* start DATASET CONTENT *

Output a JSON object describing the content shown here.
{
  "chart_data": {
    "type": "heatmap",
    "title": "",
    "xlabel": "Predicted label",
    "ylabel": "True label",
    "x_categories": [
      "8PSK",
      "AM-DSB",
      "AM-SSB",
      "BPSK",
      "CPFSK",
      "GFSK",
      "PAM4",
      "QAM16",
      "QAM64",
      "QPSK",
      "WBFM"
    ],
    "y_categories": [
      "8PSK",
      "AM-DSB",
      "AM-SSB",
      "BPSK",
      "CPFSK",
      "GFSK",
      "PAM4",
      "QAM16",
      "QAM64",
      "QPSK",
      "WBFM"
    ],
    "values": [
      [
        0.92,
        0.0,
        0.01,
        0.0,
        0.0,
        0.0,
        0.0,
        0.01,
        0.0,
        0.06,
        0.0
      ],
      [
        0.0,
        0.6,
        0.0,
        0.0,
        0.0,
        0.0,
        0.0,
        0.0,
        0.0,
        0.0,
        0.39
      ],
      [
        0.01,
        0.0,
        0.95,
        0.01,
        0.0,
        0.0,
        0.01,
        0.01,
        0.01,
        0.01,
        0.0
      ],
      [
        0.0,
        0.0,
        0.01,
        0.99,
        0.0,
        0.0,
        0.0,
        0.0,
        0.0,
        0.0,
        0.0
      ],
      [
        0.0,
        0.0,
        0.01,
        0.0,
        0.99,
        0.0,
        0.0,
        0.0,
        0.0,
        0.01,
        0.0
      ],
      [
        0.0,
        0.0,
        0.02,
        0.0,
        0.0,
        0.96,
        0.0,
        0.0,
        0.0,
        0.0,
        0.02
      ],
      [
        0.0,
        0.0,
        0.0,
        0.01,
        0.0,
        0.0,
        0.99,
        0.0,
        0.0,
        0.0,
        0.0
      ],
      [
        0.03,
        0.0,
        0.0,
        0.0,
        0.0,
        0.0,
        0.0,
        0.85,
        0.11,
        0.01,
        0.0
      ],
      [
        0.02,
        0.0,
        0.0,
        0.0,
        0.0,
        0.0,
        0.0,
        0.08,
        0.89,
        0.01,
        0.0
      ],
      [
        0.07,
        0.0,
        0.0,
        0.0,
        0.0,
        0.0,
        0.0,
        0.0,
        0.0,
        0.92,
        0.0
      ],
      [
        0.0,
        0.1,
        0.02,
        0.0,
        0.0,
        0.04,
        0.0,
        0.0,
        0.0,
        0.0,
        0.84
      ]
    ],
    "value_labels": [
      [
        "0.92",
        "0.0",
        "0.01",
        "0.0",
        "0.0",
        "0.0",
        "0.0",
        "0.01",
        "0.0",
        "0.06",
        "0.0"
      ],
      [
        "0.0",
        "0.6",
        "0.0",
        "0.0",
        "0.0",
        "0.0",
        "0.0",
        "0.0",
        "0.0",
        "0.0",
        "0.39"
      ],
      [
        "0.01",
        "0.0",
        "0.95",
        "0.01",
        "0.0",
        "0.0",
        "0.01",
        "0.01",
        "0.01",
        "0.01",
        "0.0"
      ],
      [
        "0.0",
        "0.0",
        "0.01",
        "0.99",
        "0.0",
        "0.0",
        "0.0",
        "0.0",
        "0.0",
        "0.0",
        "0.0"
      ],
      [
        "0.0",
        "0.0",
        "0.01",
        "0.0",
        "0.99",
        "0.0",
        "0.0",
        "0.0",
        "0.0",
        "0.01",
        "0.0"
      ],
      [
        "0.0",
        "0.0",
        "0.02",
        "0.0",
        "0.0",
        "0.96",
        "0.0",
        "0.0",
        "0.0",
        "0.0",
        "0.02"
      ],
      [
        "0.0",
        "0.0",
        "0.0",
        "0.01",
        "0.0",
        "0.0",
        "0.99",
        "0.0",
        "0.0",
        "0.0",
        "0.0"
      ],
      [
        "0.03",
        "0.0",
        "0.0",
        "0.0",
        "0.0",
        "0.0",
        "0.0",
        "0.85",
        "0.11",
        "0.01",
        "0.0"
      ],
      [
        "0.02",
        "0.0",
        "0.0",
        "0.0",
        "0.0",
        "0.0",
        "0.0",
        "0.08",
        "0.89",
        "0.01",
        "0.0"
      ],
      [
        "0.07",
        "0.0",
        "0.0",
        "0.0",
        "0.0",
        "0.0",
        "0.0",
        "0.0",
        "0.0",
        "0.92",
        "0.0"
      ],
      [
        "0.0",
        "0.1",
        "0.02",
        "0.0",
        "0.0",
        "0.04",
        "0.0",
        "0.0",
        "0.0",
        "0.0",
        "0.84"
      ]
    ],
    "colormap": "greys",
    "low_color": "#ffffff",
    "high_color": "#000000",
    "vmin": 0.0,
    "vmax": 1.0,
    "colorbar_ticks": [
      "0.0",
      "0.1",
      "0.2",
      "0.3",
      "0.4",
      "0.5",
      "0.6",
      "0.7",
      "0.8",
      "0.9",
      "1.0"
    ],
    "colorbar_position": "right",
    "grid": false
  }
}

* end DATASET CONTENT *

TO DO:
From the first line to the last, please quote the material above exactly.

RESPONSE TO THE TASK:
Output a JSON object describing the content shown here.
{
  "chart_data": {
    "type": "heatmap",
    "title": "",
    "xlabel": "Predicted label",
    "ylabel": "True label",
    "x_categories": [
      "8PSK",
      "AM-DSB",
      "AM-SSB",
      "BPSK",
      "CPFSK",
      "GFSK",
      "PAM4",
      "QAM16",
      "QAM64",
      "QPSK",
      "WBFM"
    ],
    "y_categories": [
      "8PSK",
      "AM-DSB",
      "AM-SSB",
      "BPSK",
      "CPFSK",
      "GFSK",
      "PAM4",
      "QAM16",
      "QAM64",
      "QPSK",
      "WBFM"
    ],
    "values": [
      [
        0.92,
        0.0,
        0.01,
        0.0,
        0.0,
        0.0,
        0.0,
        0.01,
        0.0,
        0.06,
        0.0
      ],
      [
        0.0,
        0.6,
        0.0,
        0.0,
        0.0,
        0.0,
        0.0,
        0.0,
        0.0,
        0.0,
        0.39
      ],
      [
        0.01,
        0.0,
        0.95,
        0.01,
        0.0,
        0.0,
        0.01,
        0.01,
        0.01,
        0.01,
        0.0
      ],
      [
        0.0,
        0.0,
        0.01,
        0.99,
        0.0,
        0.0,
        0.0,
        0.0,
        0.0,
        0.0,
        0.0
      ],
      [
        0.0,
        0.0,
        0.01,
        0.0,
        0.99,
        0.0,
        0.0,
        0.0,
        0.0,
        0.01,
        0.0
      ],
      [
        0.0,
        0.0,
        0.02,
        0.0,
        0.0,
        0.96,
        0.0,
        0.0,
        0.0,
        0.0,
        0.02
      ],
      [
        0.0,
        0.0,
        0.0,
        0.01,
        0.0,
        0.0,
        0.99,
        0.0,
        0.0,
        0.0,
        0.0
      ],
      [
        0.03,
        0.0,
        0.0,
        0.0,
        0.0,
        0.0,
        0.0,
        0.85,
        0.11,
        0.01,
        0.0
      ],
      [
        0.02,
        0.0,
        0.0,
        0.0,
        0.0,
        0.0,
        0.0,
        0.08,
        0.89,
        0.01,
        0.0
      ],
      [
        0.07,
        0.0,
        0.0,
        0.0,
        0.0,
        0.0,
        0.0,
        0.0,
        0.0,
        0.92,
        0.0
      ],
      [
        0.0,
        0.1,
        0.02,
        0.0,
        0.0,
        0.04,
        0.0,
        0.0,
        0.0,
        0.0,
        0.84
      ]
    ],
    "value_labels": [
      [
        "0.92",
        "0.0",
        "0.01",
        "0.0",
        "0.0",
        "0.0",
        "0.0",
        "0.01",
        "0.0",
        "0.06",
        "0.0"
      ],
      [
        "0.0",
        "0.6",
        "0.0",
        "0.0",
        "0.0",
        "0.0",
        "0.0",
        "0.0",
        "0.0",
        "0.0",
        "0.39"
      ],
      [
        "0.01",
        "0.0",
        "0.95",
        "0.01",
        "0.0",
        "0.0",
        "0.01",
        "0.01",
        "0.01",
        "0.01",
        "0.0"
      ],
      [
        "0.0",
        "0.0",
        "0.01",
        "0.99",
        "0.0",
        "0.0",
        "0.0",
        "0.0",
        "0.0",
        "0.0",
        "0.0"
      ],
      [
        "0.0",
        "0.0",
        "0.01",
        "0.0",
        "0.99",
        "0.0",
        "0.0",
        "0.0",
        "0.0",
        "0.01",
        "0.0"
      ],
      [
        "0.0",
        "0.0",
        "0.02",
        "0.0",
        "0.0",
        "0.96",
        "0.0",
        "0.0",
        "0.0",
        "0.0",
        "0.02"
      ],
      [
        "0.0",
        "0.0",
        "0.0",
        "0.01",
        "0.0",
        "0.0",
        "0.99",
        "0.0",
        "0.0",
        "0.0",
        "0.0"
      ],
      [
        "0.03",
        "0.0",
        "0.0",
        "0.0",
        "0.0",
        "0.0",
        "0.0",
        "0.85",
        "0.11",
        "0.01",
        "0.0"
      ],
      [
        "0.02",
        "0.0",
        "0.0",
        "0.0",
        "0.0",
        "0.0",
        "0.0",
        "0.08",
        "0.89",
        "0.01",
        "0.0"
      ],
      [
        "0.07",
        "0.0",
        "0.0",
        "0.0",
        "0.0",
        "0.0",
        "0.0",
        "0.0",
        "0.0",
        "0.92",
        "0.0"
      ],
      [
        "0.0",
        "0.1",
        "0.02",
        "0.0",
        "0.0",
        "0.04",
        "0.0",
        "0.0",
        "0.0",
        "0.0",
        "0.84"
      ]
    ],
    "colormap": "greys",
    "low_color": "#ffffff",
    "high_color": "#000000",
    "vmin": 0.0,
    "vmax": 1.0,
    "colorbar_ticks": [
      "0.0",
      "0.1",
      "0.2",
      "0.3",
      "0.4",
      "0.5",
      "0.6",
      "0.7",
      "0.8",
      "0.9",
      "1.0"
    ],
    "colorbar_position": "right",
    "grid": false
  }
}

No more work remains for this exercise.